## REQUIRED TASK
Reproduce the listing exactly and skip over any pictures.

>> Start INPUT FOR THIS TASK

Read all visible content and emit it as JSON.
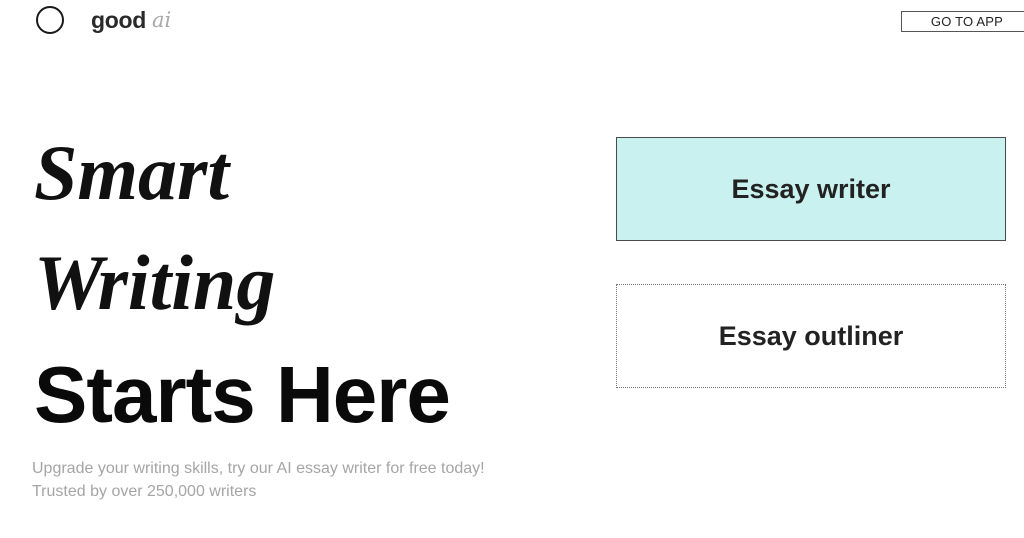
{
  "header": {
    "logo_text": "good",
    "logo_suffix": "ai",
    "cta_label": "GO TO APP"
  },
  "hero": {
    "line1": "Smart",
    "line2": "Writing",
    "line3": "Starts Here",
    "subtitle_1": "Upgrade your writing skills, try our AI essay writer for free today!",
    "subtitle_2": "Trusted by over 250,000 writers"
  },
  "tools": [
    {
      "label": "Essay writer",
      "background": "#c9f1ef"
    },
    {
      "label": "Essay outliner",
      "background": "#ffffff"
    }
  ],
  "icons": {
    "logo": "circle-logo-icon"
  }
}
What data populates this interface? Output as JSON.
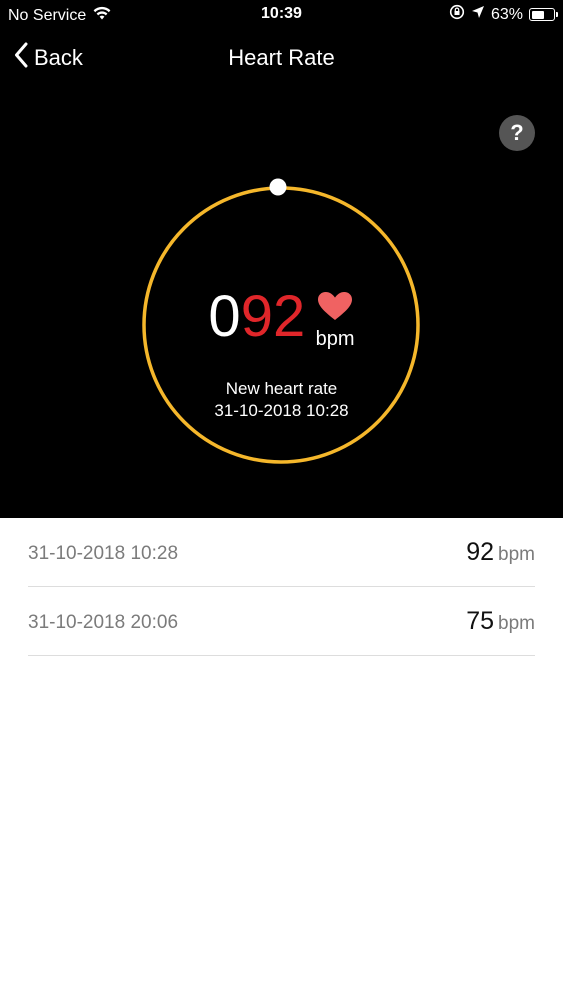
{
  "status_bar": {
    "carrier": "No Service",
    "time": "10:39",
    "battery_percent": "63%",
    "battery_level": 0.63
  },
  "nav": {
    "back_label": "Back",
    "title": "Heart Rate"
  },
  "help": {
    "label": "?"
  },
  "current": {
    "leading_digit": "0",
    "value": "92",
    "unit": "bpm",
    "caption_line1": "New heart rate",
    "caption_line2": "31-10-2018 10:28"
  },
  "history": [
    {
      "date": "31-10-2018 10:28",
      "value": "92",
      "unit": "bpm"
    },
    {
      "date": "31-10-2018 20:06",
      "value": "75",
      "unit": "bpm"
    }
  ],
  "colors": {
    "ring": "#f5b72b",
    "value_red": "#e0262a",
    "heart": "#f06262"
  },
  "icons": [
    "wifi-icon",
    "lock-rotation-icon",
    "location-icon",
    "battery-icon",
    "back-chevron-icon",
    "help-icon",
    "heart-icon"
  ]
}
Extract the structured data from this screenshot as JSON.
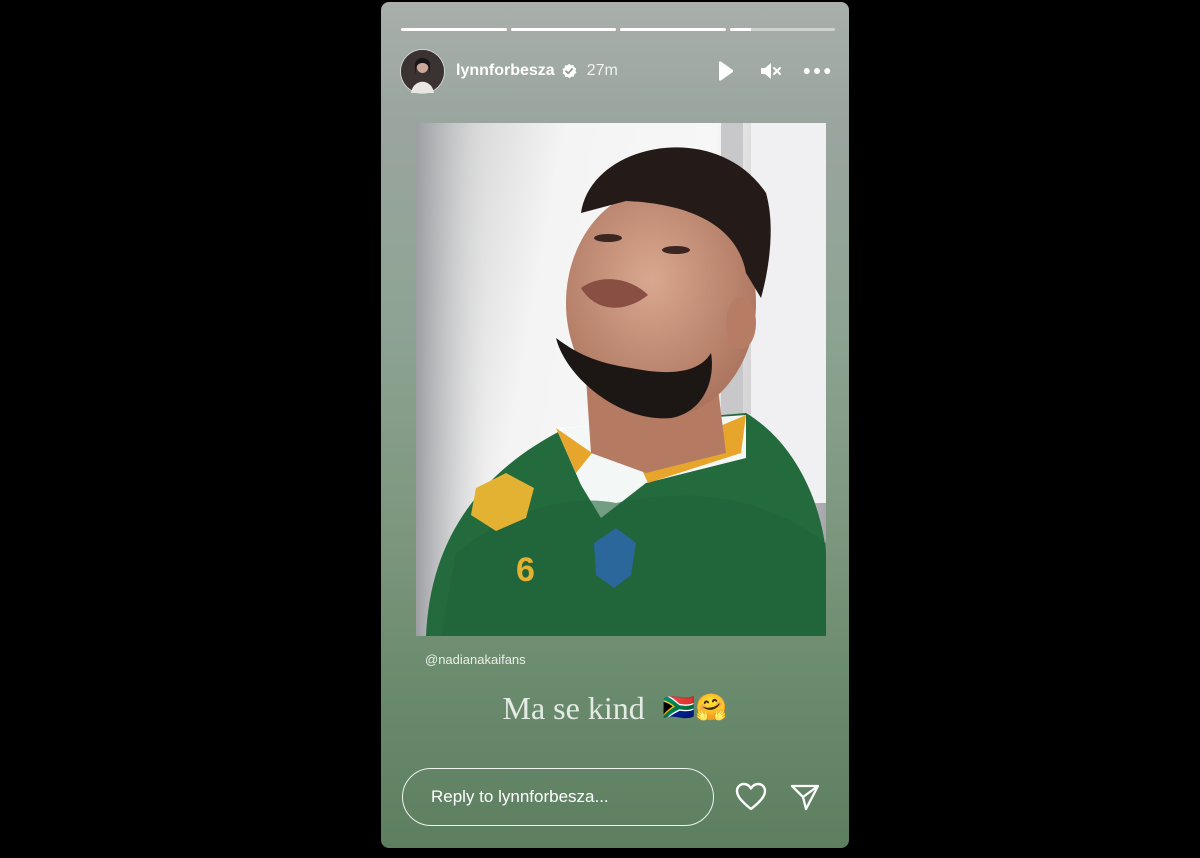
{
  "story": {
    "progress": [
      1,
      1,
      1,
      0.2
    ],
    "user": {
      "username": "lynnforbesza",
      "verified": true,
      "time_ago": "27m"
    },
    "photo": {
      "jersey_number": "6"
    },
    "mention": "@nadianakaifans",
    "caption": {
      "text": "Ma se kind",
      "emoji": "🇿🇦🤗"
    },
    "reply": {
      "placeholder": "Reply to lynnforbesza..."
    },
    "icons": {
      "play": "play-icon",
      "mute": "muted-speaker-icon",
      "more": "more-options-icon",
      "like": "heart-icon",
      "share": "send-icon"
    }
  }
}
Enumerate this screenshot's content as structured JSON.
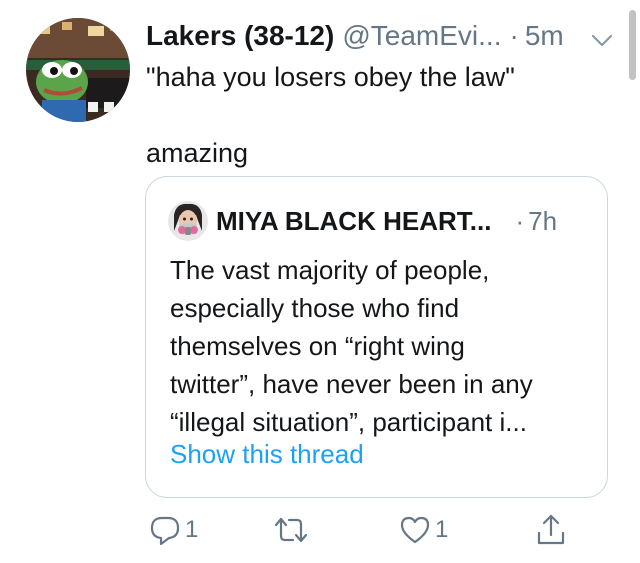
{
  "tweet": {
    "display_name": "Lakers (38-12)",
    "handle": "@TeamEvi...",
    "separator": "·",
    "time": "5m",
    "text_line1": "\"haha you losers obey the law\"",
    "text_line2": "amazing",
    "avatar_icon": "pepe-frog-avatar",
    "caret_icon": "chevron-down-icon"
  },
  "quote": {
    "display_name": "MIYA BLACK HEART...",
    "separator": "·",
    "time": "7h",
    "avatar_icon": "gas-mask-avatar",
    "text_lines": [
      "The vast majority of people,",
      "especially those who find",
      "themselves on “right wing",
      "twitter”, have never been in any",
      "“illegal situation”, participant i..."
    ],
    "show_thread": "Show this thread"
  },
  "actions": {
    "reply_count": "1",
    "retweet_count": "",
    "like_count": "1",
    "reply_icon": "reply-icon",
    "retweet_icon": "retweet-icon",
    "like_icon": "heart-icon",
    "share_icon": "share-icon"
  },
  "colors": {
    "text": "#14171a",
    "secondary": "#657786",
    "link": "#1da1f2",
    "border": "#ccd6dd"
  }
}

>> End INPUT FOR THIS TASK

## RESPONSE FOR THIS EXERCISE
Read all visible content and emit it as JSON.
{
  "header": {
    "logo_text": "good",
    "logo_suffix": "ai",
    "cta_label": "GO TO APP"
  },
  "hero": {
    "line1": "Smart",
    "line2": "Writing",
    "line3": "Starts Here",
    "subtitle_1": "Upgrade your writing skills, try our AI essay writer for free today!",
    "subtitle_2": "Trusted by over 250,000 writers"
  },
  "tools": [
    {
      "label": "Essay writer",
      "background": "#c9f1ef"
    },
    {
      "label": "Essay outliner",
      "background": "#ffffff"
    }
  ],
  "icons": {
    "logo": "circle-logo-icon"
  }
}
What data populates this interface? Output as JSON.
{
  "status_bar": {
    "carrier": "No Service",
    "time": "10:39",
    "battery_percent": "63%",
    "battery_level": 0.63
  },
  "nav": {
    "back_label": "Back",
    "title": "Heart Rate"
  },
  "help": {
    "label": "?"
  },
  "current": {
    "leading_digit": "0",
    "value": "92",
    "unit": "bpm",
    "caption_line1": "New heart rate",
    "caption_line2": "31-10-2018 10:28"
  },
  "history": [
    {
      "date": "31-10-2018 10:28",
      "value": "92",
      "unit": "bpm"
    },
    {
      "date": "31-10-2018 20:06",
      "value": "75",
      "unit": "bpm"
    }
  ],
  "colors": {
    "ring": "#f5b72b",
    "value_red": "#e0262a",
    "heart": "#f06262"
  },
  "icons": [
    "wifi-icon",
    "lock-rotation-icon",
    "location-icon",
    "battery-icon",
    "back-chevron-icon",
    "help-icon",
    "heart-icon"
  ]
}
Extract the structured data from this screenshot as JSON.
{
  "story": {
    "progress": [
      1,
      1,
      1,
      0.2
    ],
    "user": {
      "username": "lynnforbesza",
      "verified": true,
      "time_ago": "27m"
    },
    "photo": {
      "jersey_number": "6"
    },
    "mention": "@nadianakaifans",
    "caption": {
      "text": "Ma se kind",
      "emoji": "🇿🇦🤗"
    },
    "reply": {
      "placeholder": "Reply to lynnforbesza..."
    },
    "icons": {
      "play": "play-icon",
      "mute": "muted-speaker-icon",
      "more": "more-options-icon",
      "like": "heart-icon",
      "share": "send-icon"
    }
  }
}
Enumerate this screenshot's content as structured JSON.
{
  "tweet": {
    "display_name": "Lakers (38-12)",
    "handle": "@TeamEvi...",
    "separator": "·",
    "time": "5m",
    "text_line1": "\"haha you losers obey the law\"",
    "text_line2": "amazing",
    "avatar_icon": "pepe-frog-avatar",
    "caret_icon": "chevron-down-icon"
  },
  "quote": {
    "display_name": "MIYA BLACK HEART...",
    "separator": "·",
    "time": "7h",
    "avatar_icon": "gas-mask-avatar",
    "text_lines": [
      "The vast majority of people,",
      "especially those who find",
      "themselves on “right wing",
      "twitter”, have never been in any",
      "“illegal situation”, participant i..."
    ],
    "show_thread": "Show this thread"
  },
  "actions": {
    "reply_count": "1",
    "retweet_count": "",
    "like_count": "1",
    "reply_icon": "reply-icon",
    "retweet_icon": "retweet-icon",
    "like_icon": "heart-icon",
    "share_icon": "share-icon"
  },
  "colors": {
    "text": "#14171a",
    "secondary": "#657786",
    "link": "#1da1f2",
    "border": "#ccd6dd"
  }
}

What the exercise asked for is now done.